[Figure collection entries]

+++++

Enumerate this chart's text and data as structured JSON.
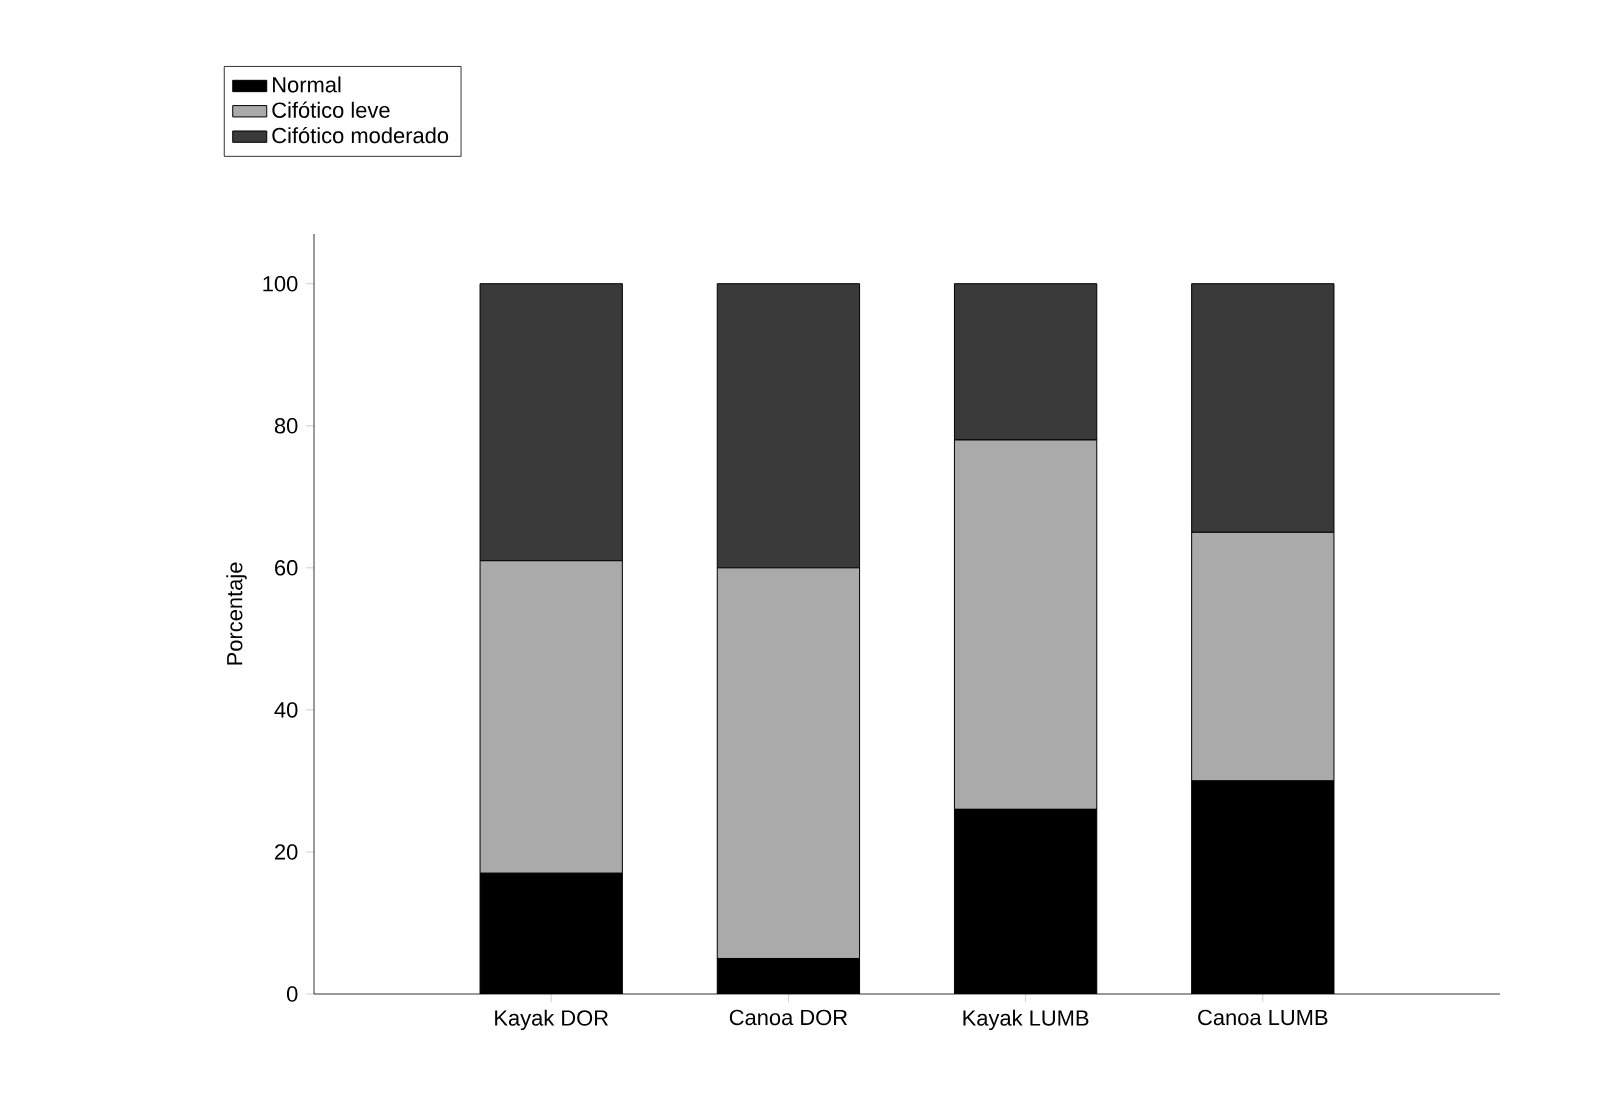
{
  "chart_data": {
    "type": "bar",
    "stacked": true,
    "ylabel": "Porcentaje",
    "categories": [
      "Kayak DOR",
      "Canoa DOR",
      "Kayak LUMB",
      "Canoa LUMB"
    ],
    "series": [
      {
        "name": "Normal",
        "color": "#000000",
        "values": [
          17,
          5,
          26,
          30
        ]
      },
      {
        "name": "Cifótico leve",
        "color": "#aaaaaa",
        "values": [
          44,
          55,
          52,
          35
        ]
      },
      {
        "name": "Cifótico moderado",
        "color": "#3a3a3a",
        "values": [
          39,
          40,
          22,
          35
        ]
      }
    ],
    "ylim": [
      0,
      107
    ],
    "yticks": [
      0,
      20,
      40,
      60,
      80,
      100
    ],
    "legend": "top left",
    "grid": false
  }
}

+++++

**Requirement:**
Transcribe every record above exactly as written, leaving out any pictures.

**Result of this task:**
Enumerate this chart's text and data as structured JSON.
{
  "chart_data": {
    "type": "bar",
    "stacked": true,
    "ylabel": "Porcentaje",
    "categories": [
      "Kayak DOR",
      "Canoa DOR",
      "Kayak LUMB",
      "Canoa LUMB"
    ],
    "series": [
      {
        "name": "Normal",
        "color": "#000000",
        "values": [
          17,
          5,
          26,
          30
        ]
      },
      {
        "name": "Cifótico leve",
        "color": "#aaaaaa",
        "values": [
          44,
          55,
          52,
          35
        ]
      },
      {
        "name": "Cifótico moderado",
        "color": "#3a3a3a",
        "values": [
          39,
          40,
          22,
          35
        ]
      }
    ],
    "ylim": [
      0,
      107
    ],
    "yticks": [
      0,
      20,
      40,
      60,
      80,
      100
    ],
    "legend": "top left",
    "grid": false
  }
}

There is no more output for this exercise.